Items listed in a dataset:
★ ★ ★ ★ ★ ★ ★

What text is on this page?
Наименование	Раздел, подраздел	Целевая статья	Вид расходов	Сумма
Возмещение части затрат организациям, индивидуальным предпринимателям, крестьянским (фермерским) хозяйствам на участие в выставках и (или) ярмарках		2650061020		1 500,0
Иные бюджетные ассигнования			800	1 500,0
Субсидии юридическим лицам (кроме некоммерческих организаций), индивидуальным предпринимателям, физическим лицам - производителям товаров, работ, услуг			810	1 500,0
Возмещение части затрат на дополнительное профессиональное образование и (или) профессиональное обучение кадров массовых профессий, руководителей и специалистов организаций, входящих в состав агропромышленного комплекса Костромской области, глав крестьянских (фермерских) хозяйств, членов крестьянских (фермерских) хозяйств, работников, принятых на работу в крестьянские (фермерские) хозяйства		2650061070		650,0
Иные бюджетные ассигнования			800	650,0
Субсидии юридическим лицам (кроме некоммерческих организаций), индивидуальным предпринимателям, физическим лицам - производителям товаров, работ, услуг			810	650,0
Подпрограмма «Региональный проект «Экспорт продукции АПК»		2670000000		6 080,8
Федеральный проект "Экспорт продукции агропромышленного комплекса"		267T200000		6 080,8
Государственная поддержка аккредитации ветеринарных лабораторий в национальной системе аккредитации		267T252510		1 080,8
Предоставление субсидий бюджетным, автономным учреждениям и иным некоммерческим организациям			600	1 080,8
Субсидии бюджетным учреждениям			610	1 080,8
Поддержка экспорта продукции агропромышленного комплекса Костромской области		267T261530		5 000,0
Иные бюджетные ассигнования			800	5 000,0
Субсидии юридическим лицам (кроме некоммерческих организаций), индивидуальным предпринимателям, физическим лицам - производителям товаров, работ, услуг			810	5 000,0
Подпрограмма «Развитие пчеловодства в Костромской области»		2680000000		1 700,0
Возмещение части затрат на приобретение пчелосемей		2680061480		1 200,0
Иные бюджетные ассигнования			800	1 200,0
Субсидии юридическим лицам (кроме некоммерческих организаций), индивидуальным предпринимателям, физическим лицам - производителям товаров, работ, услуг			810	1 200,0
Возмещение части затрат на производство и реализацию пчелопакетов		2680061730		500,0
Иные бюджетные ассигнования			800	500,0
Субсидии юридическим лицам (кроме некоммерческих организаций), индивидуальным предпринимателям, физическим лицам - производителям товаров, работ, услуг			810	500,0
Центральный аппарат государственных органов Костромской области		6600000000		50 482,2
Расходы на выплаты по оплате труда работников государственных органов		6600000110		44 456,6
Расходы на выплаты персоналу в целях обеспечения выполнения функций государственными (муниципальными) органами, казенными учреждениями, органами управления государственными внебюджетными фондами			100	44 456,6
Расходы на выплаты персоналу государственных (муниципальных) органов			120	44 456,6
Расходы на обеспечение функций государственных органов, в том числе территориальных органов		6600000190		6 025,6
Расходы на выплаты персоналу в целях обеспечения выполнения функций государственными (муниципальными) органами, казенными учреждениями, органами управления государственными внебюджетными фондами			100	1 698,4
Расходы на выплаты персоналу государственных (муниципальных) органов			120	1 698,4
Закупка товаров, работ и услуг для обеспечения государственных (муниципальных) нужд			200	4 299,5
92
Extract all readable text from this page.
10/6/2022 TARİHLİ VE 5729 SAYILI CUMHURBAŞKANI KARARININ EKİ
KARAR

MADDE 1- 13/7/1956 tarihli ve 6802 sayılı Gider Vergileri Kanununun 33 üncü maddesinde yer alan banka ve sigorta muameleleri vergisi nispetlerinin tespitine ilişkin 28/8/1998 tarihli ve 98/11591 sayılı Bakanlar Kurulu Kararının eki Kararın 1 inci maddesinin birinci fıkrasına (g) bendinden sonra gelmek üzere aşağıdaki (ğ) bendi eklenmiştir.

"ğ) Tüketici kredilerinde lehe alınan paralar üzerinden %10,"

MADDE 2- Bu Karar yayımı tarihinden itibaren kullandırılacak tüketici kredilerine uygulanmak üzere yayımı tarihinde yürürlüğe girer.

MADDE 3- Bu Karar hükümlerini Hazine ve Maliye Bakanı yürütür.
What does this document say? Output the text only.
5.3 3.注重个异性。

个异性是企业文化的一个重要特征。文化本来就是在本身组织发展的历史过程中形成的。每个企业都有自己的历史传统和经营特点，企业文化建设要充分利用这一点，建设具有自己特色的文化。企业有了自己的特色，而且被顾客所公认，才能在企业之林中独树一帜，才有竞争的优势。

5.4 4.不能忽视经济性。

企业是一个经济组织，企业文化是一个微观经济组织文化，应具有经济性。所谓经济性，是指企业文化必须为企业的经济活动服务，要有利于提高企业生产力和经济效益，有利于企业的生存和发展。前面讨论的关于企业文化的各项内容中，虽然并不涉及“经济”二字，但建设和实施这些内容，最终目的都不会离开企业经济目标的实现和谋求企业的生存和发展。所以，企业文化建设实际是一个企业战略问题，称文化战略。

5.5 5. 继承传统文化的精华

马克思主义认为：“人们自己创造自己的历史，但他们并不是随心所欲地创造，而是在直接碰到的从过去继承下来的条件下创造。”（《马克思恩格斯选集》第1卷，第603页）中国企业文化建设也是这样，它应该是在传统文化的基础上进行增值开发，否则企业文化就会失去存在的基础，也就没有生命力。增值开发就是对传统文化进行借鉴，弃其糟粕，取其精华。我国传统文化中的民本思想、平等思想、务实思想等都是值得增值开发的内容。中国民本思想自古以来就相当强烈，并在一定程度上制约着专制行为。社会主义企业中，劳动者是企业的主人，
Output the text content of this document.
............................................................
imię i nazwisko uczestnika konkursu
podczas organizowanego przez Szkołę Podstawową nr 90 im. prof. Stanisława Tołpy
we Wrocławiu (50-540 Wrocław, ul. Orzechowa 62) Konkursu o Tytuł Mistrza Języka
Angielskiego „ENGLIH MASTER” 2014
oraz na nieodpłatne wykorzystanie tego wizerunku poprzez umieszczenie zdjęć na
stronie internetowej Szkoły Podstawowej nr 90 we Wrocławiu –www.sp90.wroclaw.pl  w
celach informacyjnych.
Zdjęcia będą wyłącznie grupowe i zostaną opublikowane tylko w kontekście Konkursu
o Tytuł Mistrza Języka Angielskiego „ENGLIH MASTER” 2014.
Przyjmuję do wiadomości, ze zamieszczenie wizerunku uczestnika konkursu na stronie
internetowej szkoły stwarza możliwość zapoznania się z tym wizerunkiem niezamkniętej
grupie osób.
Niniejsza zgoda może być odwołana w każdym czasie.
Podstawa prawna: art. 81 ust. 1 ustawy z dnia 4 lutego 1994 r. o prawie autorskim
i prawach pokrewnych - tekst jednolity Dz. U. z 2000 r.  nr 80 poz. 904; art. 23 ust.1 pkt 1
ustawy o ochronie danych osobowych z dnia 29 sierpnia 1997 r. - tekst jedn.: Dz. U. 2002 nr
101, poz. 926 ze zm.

★ ★ ★ ★ ★ ★ ★

▶ [Short task] Only the lines from the one containing "Output the text content of this document." through the end of the entries above belong in the answer; repeat them exactly.

▶ [Solution to this problem]
Output the text content of this document.
............................................................
imię i nazwisko uczestnika konkursu
podczas organizowanego przez Szkołę Podstawową nr 90 im. prof. Stanisława Tołpy
we Wrocławiu (50-540 Wrocław, ul. Orzechowa 62) Konkursu o Tytuł Mistrza Języka
Angielskiego „ENGLIH MASTER” 2014
oraz na nieodpłatne wykorzystanie tego wizerunku poprzez umieszczenie zdjęć na
stronie internetowej Szkoły Podstawowej nr 90 we Wrocławiu –www.sp90.wroclaw.pl  w
celach informacyjnych.
Zdjęcia będą wyłącznie grupowe i zostaną opublikowane tylko w kontekście Konkursu
o Tytuł Mistrza Języka Angielskiego „ENGLIH MASTER” 2014.
Przyjmuję do wiadomości, ze zamieszczenie wizerunku uczestnika konkursu na stronie
internetowej szkoły stwarza możliwość zapoznania się z tym wizerunkiem niezamkniętej
grupie osób.
Niniejsza zgoda może być odwołana w każdym czasie.
Podstawa prawna: art. 81 ust. 1 ustawy z dnia 4 lutego 1994 r. o prawie autorskim
i prawach pokrewnych - tekst jednolity Dz. U. z 2000 r.  nr 80 poz. 904; art. 23 ust.1 pkt 1
ustawy o ochronie danych osobowych z dnia 29 sierpnia 1997 r. - tekst jedn.: Dz. U. 2002 nr
101, poz. 926 ze zm.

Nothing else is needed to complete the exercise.